** Begin **

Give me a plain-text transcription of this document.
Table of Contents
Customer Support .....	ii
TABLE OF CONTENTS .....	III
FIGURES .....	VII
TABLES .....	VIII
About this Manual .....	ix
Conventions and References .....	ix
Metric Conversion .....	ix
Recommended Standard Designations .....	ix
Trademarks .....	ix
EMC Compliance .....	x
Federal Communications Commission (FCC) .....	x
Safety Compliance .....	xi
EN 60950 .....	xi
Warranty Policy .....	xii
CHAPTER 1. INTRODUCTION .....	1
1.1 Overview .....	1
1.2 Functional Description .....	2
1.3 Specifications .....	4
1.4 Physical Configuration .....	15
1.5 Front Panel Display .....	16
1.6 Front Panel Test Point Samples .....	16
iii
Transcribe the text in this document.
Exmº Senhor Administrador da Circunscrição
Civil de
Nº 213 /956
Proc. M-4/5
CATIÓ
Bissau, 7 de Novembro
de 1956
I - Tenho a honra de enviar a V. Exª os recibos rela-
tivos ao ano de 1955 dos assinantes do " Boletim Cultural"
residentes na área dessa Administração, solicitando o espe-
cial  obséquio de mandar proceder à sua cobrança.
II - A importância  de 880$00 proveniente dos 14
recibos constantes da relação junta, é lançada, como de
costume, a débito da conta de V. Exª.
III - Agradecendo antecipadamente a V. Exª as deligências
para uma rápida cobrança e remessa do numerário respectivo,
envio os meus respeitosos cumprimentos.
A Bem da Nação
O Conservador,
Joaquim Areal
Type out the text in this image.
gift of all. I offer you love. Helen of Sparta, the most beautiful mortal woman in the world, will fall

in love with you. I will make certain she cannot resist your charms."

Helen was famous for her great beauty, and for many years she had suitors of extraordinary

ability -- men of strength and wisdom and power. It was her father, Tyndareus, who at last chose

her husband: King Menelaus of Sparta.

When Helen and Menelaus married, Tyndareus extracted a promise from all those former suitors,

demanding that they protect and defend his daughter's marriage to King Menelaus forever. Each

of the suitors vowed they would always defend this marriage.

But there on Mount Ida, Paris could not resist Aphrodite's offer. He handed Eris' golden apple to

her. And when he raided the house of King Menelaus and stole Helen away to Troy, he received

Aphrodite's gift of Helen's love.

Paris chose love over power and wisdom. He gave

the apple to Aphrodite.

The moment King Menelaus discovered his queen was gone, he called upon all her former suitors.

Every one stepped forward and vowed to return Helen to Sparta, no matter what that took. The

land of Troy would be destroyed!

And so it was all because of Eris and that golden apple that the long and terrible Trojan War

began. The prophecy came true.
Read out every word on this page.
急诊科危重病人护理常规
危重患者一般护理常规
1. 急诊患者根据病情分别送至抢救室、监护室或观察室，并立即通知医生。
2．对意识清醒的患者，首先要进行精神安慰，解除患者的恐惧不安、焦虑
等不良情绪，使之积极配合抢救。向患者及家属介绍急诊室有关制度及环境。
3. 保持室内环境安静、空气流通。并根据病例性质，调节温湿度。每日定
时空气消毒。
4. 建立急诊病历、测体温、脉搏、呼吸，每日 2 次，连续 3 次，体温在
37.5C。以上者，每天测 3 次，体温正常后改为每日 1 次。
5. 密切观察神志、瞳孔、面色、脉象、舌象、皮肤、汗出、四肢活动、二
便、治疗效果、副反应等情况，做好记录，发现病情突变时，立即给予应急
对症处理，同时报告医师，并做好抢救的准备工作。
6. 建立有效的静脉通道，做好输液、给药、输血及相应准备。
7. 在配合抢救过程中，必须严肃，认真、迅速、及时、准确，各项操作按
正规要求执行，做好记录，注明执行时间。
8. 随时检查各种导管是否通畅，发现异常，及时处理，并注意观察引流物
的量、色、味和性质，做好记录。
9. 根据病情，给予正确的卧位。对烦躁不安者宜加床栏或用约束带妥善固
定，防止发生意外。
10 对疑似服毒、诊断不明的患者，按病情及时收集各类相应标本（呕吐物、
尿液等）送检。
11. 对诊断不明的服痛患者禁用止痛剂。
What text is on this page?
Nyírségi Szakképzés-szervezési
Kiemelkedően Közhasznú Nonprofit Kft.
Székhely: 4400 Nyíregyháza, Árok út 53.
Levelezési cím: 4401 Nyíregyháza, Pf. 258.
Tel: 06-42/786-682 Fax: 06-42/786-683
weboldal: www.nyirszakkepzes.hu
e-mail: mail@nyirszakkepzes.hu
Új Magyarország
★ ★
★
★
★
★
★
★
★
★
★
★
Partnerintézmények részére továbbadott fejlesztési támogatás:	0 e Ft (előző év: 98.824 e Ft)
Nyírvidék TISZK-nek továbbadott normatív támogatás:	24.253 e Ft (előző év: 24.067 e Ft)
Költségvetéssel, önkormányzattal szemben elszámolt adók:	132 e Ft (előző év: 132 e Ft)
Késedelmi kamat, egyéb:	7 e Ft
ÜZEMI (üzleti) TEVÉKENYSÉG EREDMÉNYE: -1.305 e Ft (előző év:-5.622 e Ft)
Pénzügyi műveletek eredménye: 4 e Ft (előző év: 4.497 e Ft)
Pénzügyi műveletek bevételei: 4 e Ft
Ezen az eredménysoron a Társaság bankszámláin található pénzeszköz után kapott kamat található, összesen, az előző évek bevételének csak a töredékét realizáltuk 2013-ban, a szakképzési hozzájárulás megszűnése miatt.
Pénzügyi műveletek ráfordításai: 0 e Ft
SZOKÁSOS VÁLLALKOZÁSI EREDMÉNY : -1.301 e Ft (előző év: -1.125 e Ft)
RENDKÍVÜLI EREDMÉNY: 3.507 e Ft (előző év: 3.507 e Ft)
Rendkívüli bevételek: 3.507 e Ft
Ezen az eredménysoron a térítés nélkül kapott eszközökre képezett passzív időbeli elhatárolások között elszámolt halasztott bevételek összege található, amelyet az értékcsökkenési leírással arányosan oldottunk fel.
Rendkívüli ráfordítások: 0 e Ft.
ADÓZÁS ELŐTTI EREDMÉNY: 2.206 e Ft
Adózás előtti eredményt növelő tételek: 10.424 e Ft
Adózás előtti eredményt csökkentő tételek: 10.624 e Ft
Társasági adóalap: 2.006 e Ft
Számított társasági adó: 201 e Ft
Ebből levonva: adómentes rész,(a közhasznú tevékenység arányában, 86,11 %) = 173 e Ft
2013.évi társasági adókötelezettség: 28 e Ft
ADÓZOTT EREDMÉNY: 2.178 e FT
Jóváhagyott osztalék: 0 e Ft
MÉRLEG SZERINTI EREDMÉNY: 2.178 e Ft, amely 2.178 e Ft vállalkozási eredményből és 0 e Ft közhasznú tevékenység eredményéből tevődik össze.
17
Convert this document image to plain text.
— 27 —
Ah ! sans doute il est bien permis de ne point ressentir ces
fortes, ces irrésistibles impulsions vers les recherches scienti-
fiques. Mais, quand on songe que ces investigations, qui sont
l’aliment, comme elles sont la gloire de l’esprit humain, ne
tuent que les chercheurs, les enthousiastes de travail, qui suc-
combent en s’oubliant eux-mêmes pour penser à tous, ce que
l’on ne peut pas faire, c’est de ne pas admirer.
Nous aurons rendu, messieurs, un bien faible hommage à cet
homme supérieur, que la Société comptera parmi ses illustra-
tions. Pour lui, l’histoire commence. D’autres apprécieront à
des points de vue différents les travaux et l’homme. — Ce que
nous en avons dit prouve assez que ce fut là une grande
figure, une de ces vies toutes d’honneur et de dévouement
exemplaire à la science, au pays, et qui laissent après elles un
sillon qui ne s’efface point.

** End **

### PROBLEM REQUIREMENTS
Above are entries; state the number of lines among them that contain "offer", and nothing else.

### ANSWER
2